● Written exercise: Locate each line with the string "открытостью" in the listing below and copy it.

Dataset records on visual material
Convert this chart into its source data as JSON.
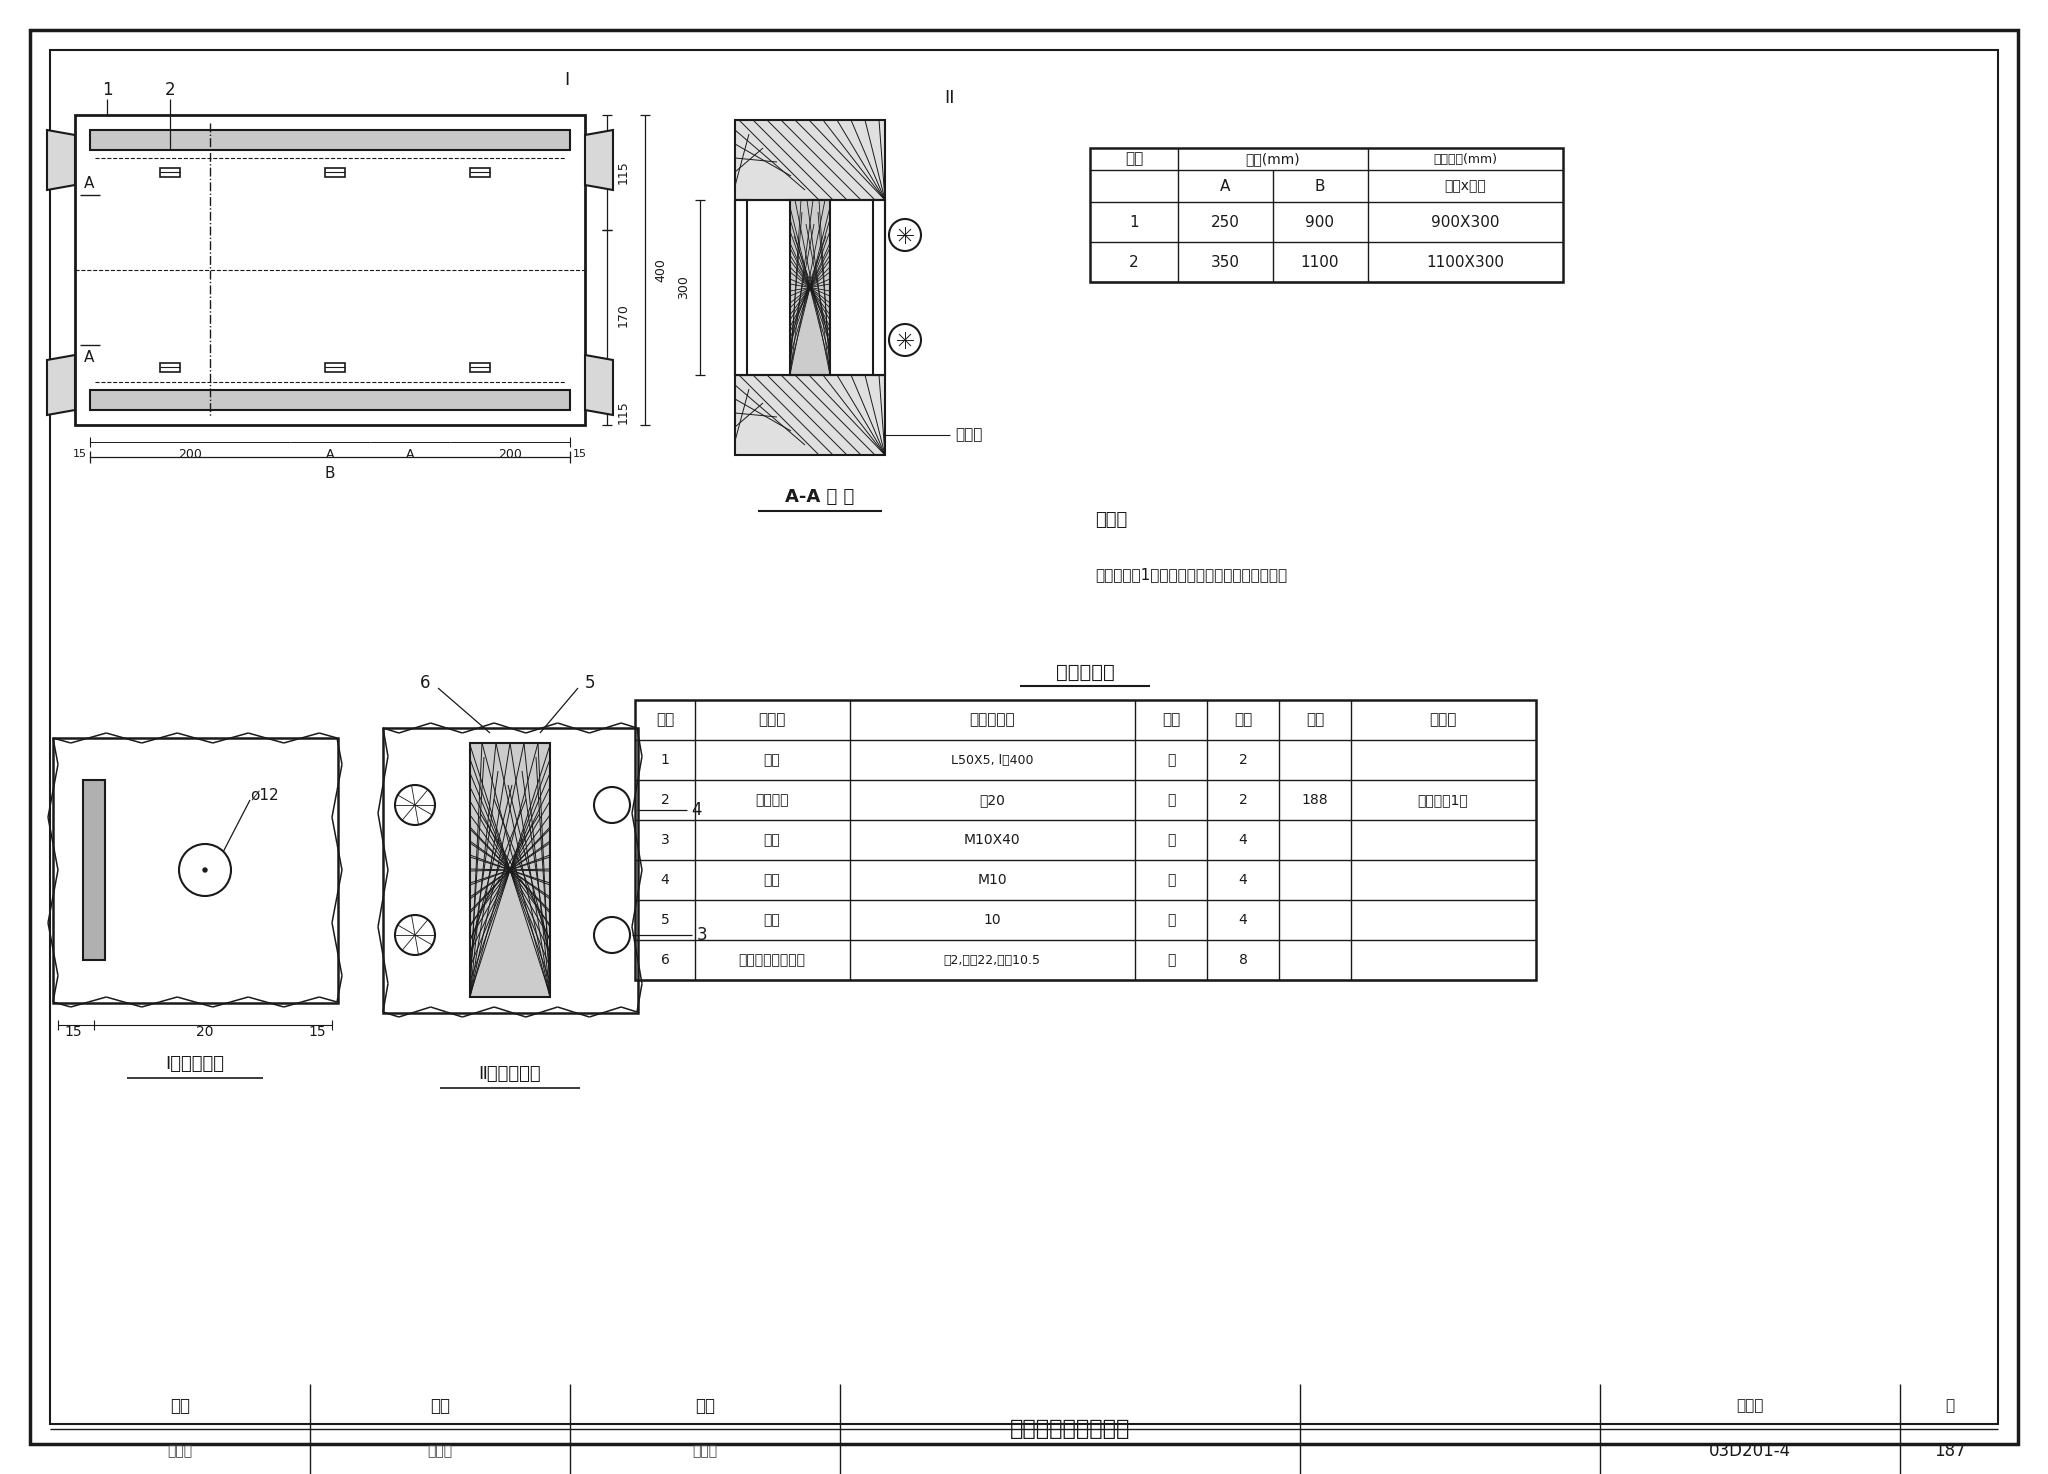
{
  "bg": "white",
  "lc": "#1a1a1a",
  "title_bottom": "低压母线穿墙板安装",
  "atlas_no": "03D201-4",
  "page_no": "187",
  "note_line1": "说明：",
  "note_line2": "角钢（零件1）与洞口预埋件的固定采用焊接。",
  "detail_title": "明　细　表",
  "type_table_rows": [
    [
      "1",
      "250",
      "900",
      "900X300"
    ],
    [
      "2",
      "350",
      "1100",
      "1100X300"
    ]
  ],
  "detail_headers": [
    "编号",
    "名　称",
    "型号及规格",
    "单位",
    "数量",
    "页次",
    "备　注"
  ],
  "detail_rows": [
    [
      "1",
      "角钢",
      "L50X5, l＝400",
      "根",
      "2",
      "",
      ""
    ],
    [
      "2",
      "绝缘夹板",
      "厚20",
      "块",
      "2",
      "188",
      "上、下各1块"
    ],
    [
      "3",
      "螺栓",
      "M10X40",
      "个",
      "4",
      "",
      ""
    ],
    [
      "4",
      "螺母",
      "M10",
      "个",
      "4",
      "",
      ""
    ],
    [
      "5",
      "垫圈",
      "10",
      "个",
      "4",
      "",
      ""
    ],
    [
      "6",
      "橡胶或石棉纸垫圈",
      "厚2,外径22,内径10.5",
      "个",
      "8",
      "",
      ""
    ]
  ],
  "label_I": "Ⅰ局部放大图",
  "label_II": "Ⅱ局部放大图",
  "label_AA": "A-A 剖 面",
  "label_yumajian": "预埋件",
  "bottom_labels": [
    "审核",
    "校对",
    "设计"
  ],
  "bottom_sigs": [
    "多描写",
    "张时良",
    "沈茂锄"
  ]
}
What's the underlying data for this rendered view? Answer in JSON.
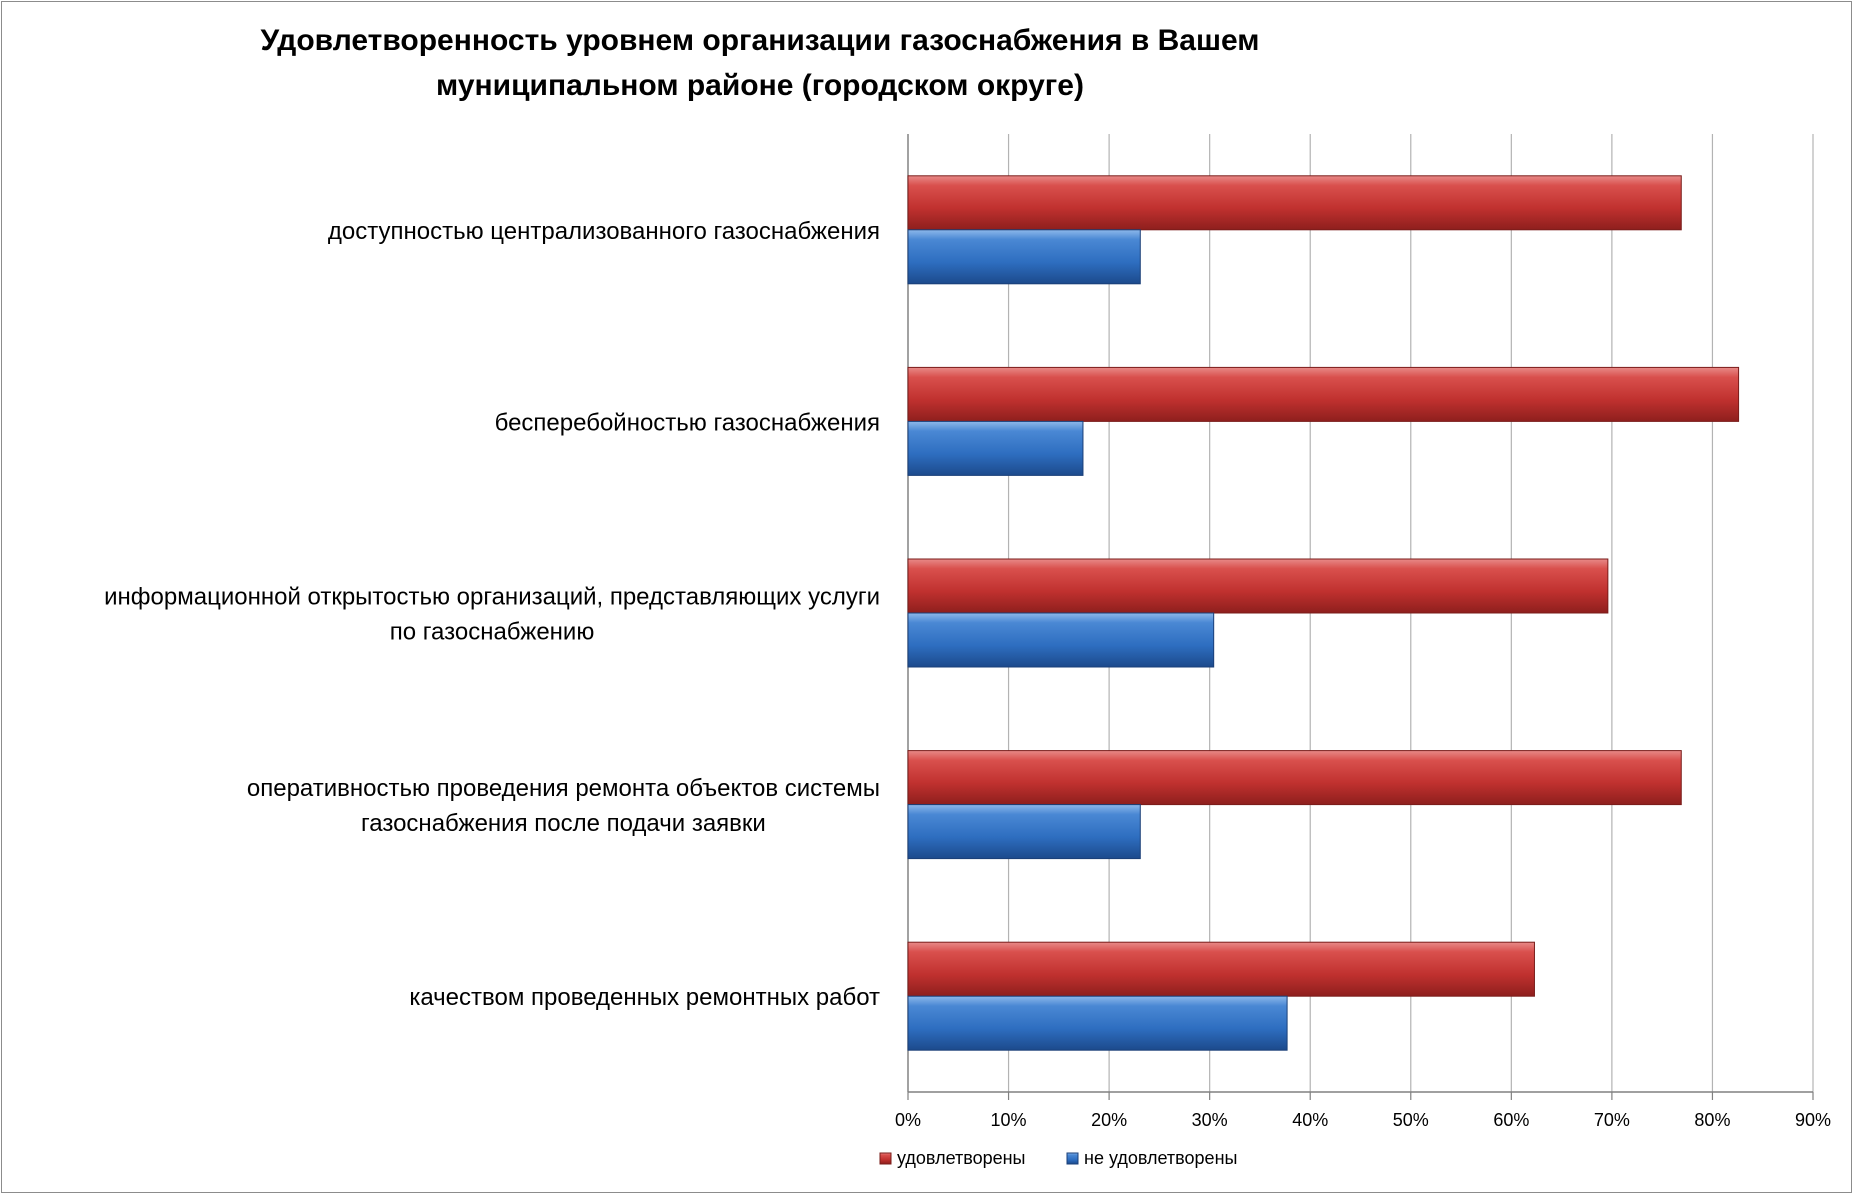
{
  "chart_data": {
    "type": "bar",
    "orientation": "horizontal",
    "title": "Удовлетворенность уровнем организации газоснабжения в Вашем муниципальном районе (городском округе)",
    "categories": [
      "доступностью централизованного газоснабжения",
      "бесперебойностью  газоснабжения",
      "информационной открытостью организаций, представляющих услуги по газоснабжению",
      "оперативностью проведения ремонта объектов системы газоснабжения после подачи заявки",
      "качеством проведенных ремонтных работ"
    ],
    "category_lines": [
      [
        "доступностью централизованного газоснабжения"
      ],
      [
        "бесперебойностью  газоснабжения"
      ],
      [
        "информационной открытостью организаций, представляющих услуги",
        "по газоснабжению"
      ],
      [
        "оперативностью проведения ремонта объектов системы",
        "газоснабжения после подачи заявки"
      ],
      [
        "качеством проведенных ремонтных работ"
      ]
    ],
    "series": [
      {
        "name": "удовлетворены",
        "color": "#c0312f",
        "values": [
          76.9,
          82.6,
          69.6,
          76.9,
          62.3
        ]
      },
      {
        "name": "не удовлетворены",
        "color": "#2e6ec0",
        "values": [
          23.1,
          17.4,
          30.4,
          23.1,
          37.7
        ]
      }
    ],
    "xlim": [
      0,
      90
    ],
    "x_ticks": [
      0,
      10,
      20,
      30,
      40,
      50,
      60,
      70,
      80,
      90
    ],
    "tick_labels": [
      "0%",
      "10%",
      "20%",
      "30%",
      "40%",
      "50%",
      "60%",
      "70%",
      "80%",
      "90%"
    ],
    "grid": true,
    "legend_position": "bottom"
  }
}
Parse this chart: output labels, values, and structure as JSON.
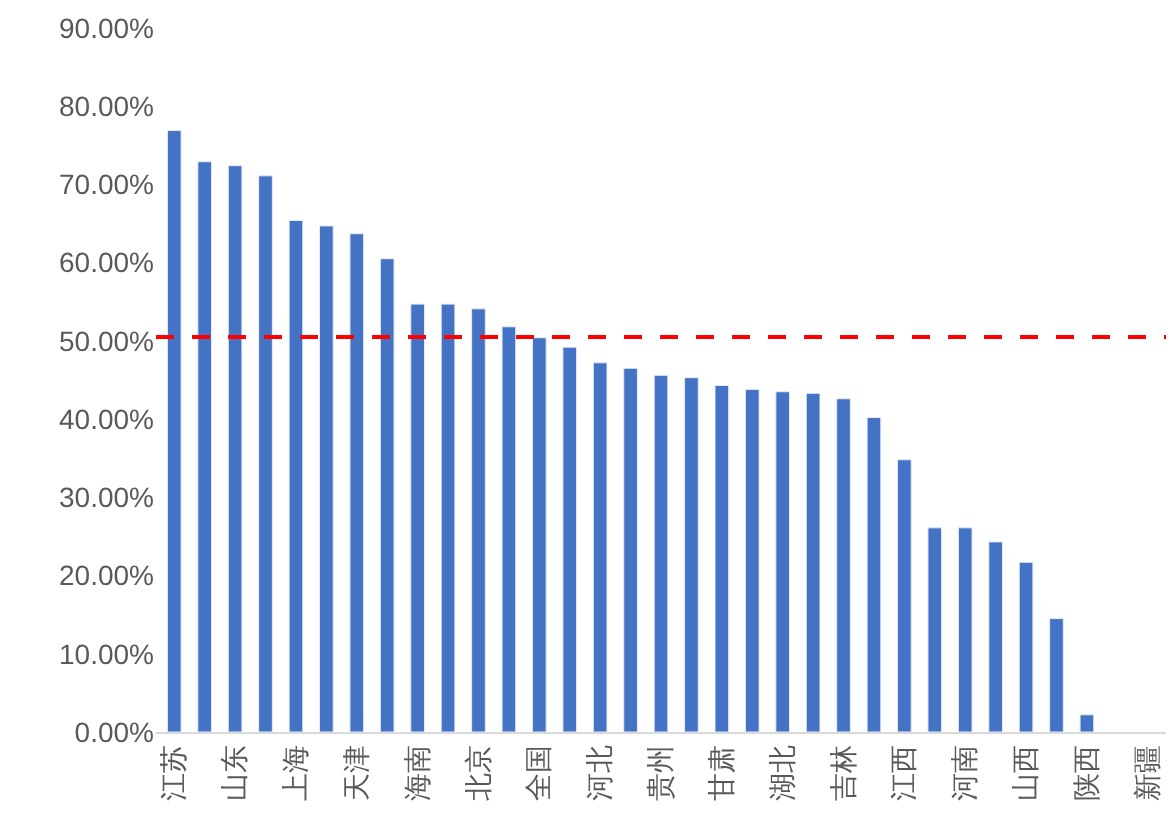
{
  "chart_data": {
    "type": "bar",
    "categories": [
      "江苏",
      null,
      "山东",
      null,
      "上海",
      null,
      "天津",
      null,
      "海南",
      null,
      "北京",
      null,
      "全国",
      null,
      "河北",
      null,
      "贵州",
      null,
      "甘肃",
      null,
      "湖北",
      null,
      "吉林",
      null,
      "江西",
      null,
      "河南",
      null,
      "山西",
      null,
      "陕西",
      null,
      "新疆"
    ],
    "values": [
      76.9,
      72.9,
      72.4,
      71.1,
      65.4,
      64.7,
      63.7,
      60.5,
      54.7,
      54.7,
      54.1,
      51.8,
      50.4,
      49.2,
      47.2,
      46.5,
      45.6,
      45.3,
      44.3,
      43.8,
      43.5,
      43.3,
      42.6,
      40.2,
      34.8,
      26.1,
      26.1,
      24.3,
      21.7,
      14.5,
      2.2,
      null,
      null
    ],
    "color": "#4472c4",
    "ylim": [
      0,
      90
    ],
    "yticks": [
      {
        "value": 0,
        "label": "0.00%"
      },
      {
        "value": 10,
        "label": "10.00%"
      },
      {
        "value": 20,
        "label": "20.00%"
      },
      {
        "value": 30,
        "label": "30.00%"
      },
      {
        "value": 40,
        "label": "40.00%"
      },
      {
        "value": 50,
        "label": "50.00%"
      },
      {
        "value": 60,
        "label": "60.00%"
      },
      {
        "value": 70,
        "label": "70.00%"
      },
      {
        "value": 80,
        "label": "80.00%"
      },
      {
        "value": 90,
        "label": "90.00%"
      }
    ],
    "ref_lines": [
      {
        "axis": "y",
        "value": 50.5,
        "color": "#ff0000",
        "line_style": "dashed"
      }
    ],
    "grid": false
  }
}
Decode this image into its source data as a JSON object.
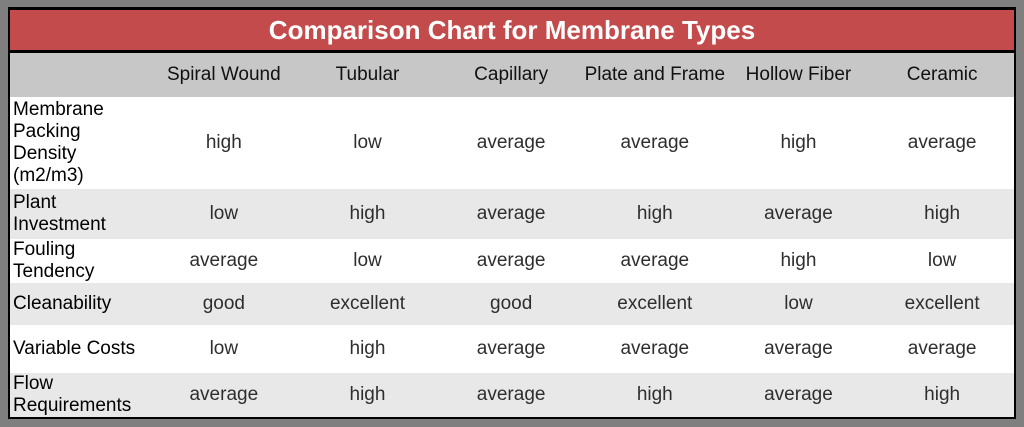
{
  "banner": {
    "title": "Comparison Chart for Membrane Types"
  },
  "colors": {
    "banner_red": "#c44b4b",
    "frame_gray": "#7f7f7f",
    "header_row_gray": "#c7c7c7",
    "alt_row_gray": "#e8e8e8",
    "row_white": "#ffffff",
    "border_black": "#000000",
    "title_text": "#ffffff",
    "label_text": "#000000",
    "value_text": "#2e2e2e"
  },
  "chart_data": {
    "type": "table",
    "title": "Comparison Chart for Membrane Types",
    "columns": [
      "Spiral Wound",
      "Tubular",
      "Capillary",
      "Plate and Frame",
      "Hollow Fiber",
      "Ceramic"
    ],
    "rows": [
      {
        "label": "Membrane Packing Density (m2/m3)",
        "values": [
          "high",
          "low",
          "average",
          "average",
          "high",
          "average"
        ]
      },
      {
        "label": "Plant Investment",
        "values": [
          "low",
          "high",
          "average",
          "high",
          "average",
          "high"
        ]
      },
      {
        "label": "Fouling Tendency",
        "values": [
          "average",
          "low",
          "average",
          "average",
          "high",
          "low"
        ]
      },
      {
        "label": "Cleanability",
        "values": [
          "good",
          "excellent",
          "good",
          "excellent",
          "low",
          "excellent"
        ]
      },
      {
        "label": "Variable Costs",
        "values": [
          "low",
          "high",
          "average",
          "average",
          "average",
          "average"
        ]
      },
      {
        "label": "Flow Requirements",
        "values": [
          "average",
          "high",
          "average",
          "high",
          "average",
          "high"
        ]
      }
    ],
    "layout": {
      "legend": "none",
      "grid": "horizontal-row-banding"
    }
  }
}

● Reply:
      "информационной открытостью организаций, представляющих услуги по газоснабжению",
        "информационной открытостью организаций, представляющих услуги",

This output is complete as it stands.